Print the entries below in their entirety, exactly as they are written.

▶ _Records for the task_:
— Begin —
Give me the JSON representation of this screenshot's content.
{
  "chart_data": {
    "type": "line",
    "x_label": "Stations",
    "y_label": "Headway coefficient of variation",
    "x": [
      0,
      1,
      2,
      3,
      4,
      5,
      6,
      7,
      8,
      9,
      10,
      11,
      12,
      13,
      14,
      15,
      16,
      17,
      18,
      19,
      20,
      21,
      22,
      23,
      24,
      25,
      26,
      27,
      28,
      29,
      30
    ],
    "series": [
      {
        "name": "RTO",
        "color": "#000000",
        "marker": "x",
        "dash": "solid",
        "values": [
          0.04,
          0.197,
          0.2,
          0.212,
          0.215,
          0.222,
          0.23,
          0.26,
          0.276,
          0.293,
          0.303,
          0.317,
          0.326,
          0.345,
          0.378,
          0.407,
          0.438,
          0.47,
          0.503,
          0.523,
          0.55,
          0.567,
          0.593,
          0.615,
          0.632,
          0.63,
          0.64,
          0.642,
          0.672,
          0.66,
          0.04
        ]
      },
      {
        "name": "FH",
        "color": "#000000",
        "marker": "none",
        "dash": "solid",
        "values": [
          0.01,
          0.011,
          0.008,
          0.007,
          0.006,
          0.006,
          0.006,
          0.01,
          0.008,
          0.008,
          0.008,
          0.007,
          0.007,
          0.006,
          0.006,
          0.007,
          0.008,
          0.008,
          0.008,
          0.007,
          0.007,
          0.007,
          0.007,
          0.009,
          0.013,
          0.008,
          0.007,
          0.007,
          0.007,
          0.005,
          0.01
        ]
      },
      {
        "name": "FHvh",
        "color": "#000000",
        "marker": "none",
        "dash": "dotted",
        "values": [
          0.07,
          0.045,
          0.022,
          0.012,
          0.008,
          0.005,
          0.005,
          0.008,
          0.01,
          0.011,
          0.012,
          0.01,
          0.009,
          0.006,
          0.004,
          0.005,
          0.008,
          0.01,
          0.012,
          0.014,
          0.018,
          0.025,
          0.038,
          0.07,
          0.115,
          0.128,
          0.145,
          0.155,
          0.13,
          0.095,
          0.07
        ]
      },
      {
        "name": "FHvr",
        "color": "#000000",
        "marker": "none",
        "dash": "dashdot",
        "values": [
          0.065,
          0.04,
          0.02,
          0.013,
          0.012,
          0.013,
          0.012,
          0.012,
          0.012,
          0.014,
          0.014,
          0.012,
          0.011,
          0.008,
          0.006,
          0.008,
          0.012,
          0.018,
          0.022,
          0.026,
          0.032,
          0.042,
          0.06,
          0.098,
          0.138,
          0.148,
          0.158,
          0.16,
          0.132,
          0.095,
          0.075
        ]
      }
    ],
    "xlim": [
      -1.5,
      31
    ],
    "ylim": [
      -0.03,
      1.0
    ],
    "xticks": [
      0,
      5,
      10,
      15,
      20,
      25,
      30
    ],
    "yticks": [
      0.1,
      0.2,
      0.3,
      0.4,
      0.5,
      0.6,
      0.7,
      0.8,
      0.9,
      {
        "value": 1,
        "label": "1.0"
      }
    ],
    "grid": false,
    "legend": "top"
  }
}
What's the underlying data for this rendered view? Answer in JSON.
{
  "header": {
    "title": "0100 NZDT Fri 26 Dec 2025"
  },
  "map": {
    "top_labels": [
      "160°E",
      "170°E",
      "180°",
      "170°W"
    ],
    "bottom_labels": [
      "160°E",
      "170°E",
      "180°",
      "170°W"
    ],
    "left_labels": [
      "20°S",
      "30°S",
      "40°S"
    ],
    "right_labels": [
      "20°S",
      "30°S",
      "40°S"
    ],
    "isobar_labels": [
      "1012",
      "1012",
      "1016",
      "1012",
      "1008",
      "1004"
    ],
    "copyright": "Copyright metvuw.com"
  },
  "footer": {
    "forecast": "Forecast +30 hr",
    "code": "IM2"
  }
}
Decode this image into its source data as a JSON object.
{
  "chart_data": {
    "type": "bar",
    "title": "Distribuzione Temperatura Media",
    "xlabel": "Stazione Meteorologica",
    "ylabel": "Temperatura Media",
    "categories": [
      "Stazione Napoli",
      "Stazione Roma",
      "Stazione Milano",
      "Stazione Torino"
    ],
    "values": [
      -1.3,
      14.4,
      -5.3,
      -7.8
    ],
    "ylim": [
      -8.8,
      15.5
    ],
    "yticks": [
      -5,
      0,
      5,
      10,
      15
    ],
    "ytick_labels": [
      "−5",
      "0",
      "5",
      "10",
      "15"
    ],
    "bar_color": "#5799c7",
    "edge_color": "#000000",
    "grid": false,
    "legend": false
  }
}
— End —
▶ _Complete output_:
Give me the JSON representation of this screenshot's content.
{
  "chart_data": {
    "type": "line",
    "x_label": "Stations",
    "y_label": "Headway coefficient of variation",
    "x": [
      0,
      1,
      2,
      3,
      4,
      5,
      6,
      7,
      8,
      9,
      10,
      11,
      12,
      13,
      14,
      15,
      16,
      17,
      18,
      19,
      20,
      21,
      22,
      23,
      24,
      25,
      26,
      27,
      28,
      29,
      30
    ],
    "series": [
      {
        "name": "RTO",
        "color": "#000000",
        "marker": "x",
        "dash": "solid",
        "values": [
          0.04,
          0.197,
          0.2,
          0.212,
          0.215,
          0.222,
          0.23,
          0.26,
          0.276,
          0.293,
          0.303,
          0.317,
          0.326,
          0.345,
          0.378,
          0.407,
          0.438,
          0.47,
          0.503,
          0.523,
          0.55,
          0.567,
          0.593,
          0.615,
          0.632,
          0.63,
          0.64,
          0.642,
          0.672,
          0.66,
          0.04
        ]
      },
      {
        "name": "FH",
        "color": "#000000",
        "marker": "none",
        "dash": "solid",
        "values": [
          0.01,
          0.011,
          0.008,
          0.007,
          0.006,
          0.006,
          0.006,
          0.01,
          0.008,
          0.008,
          0.008,
          0.007,
          0.007,
          0.006,
          0.006,
          0.007,
          0.008,
          0.008,
          0.008,
          0.007,
          0.007,
          0.007,
          0.007,
          0.009,
          0.013,
          0.008,
          0.007,
          0.007,
          0.007,
          0.005,
          0.01
        ]
      },
      {
        "name": "FHvh",
        "color": "#000000",
        "marker": "none",
        "dash": "dotted",
        "values": [
          0.07,
          0.045,
          0.022,
          0.012,
          0.008,
          0.005,
          0.005,
          0.008,
          0.01,
          0.011,
          0.012,
          0.01,
          0.009,
          0.006,
          0.004,
          0.005,
          0.008,
          0.01,
          0.012,
          0.014,
          0.018,
          0.025,
          0.038,
          0.07,
          0.115,
          0.128,
          0.145,
          0.155,
          0.13,
          0.095,
          0.07
        ]
      },
      {
        "name": "FHvr",
        "color": "#000000",
        "marker": "none",
        "dash": "dashdot",
        "values": [
          0.065,
          0.04,
          0.02,
          0.013,
          0.012,
          0.013,
          0.012,
          0.012,
          0.012,
          0.014,
          0.014,
          0.012,
          0.011,
          0.008,
          0.006,
          0.008,
          0.012,
          0.018,
          0.022,
          0.026,
          0.032,
          0.042,
          0.06,
          0.098,
          0.138,
          0.148,
          0.158,
          0.16,
          0.132,
          0.095,
          0.075
        ]
      }
    ],
    "xlim": [
      -1.5,
      31
    ],
    "ylim": [
      -0.03,
      1.0
    ],
    "xticks": [
      0,
      5,
      10,
      15,
      20,
      25,
      30
    ],
    "yticks": [
      0.1,
      0.2,
      0.3,
      0.4,
      0.5,
      0.6,
      0.7,
      0.8,
      0.9,
      {
        "value": 1,
        "label": "1.0"
      }
    ],
    "grid": false,
    "legend": "top"
  }
}
What's the underlying data for this rendered view? Answer in JSON.
{
  "header": {
    "title": "0100 NZDT Fri 26 Dec 2025"
  },
  "map": {
    "top_labels": [
      "160°E",
      "170°E",
      "180°",
      "170°W"
    ],
    "bottom_labels": [
      "160°E",
      "170°E",
      "180°",
      "170°W"
    ],
    "left_labels": [
      "20°S",
      "30°S",
      "40°S"
    ],
    "right_labels": [
      "20°S",
      "30°S",
      "40°S"
    ],
    "isobar_labels": [
      "1012",
      "1012",
      "1016",
      "1012",
      "1008",
      "1004"
    ],
    "copyright": "Copyright metvuw.com"
  },
  "footer": {
    "forecast": "Forecast +30 hr",
    "code": "IM2"
  }
}
Decode this image into its source data as a JSON object.
{
  "chart_data": {
    "type": "bar",
    "title": "Distribuzione Temperatura Media",
    "xlabel": "Stazione Meteorologica",
    "ylabel": "Temperatura Media",
    "categories": [
      "Stazione Napoli",
      "Stazione Roma",
      "Stazione Milano",
      "Stazione Torino"
    ],
    "values": [
      -1.3,
      14.4,
      -5.3,
      -7.8
    ],
    "ylim": [
      -8.8,
      15.5
    ],
    "yticks": [
      -5,
      0,
      5,
      10,
      15
    ],
    "ytick_labels": [
      "−5",
      "0",
      "5",
      "10",
      "15"
    ],
    "bar_color": "#5799c7",
    "edge_color": "#000000",
    "grid": false,
    "legend": false
  }
}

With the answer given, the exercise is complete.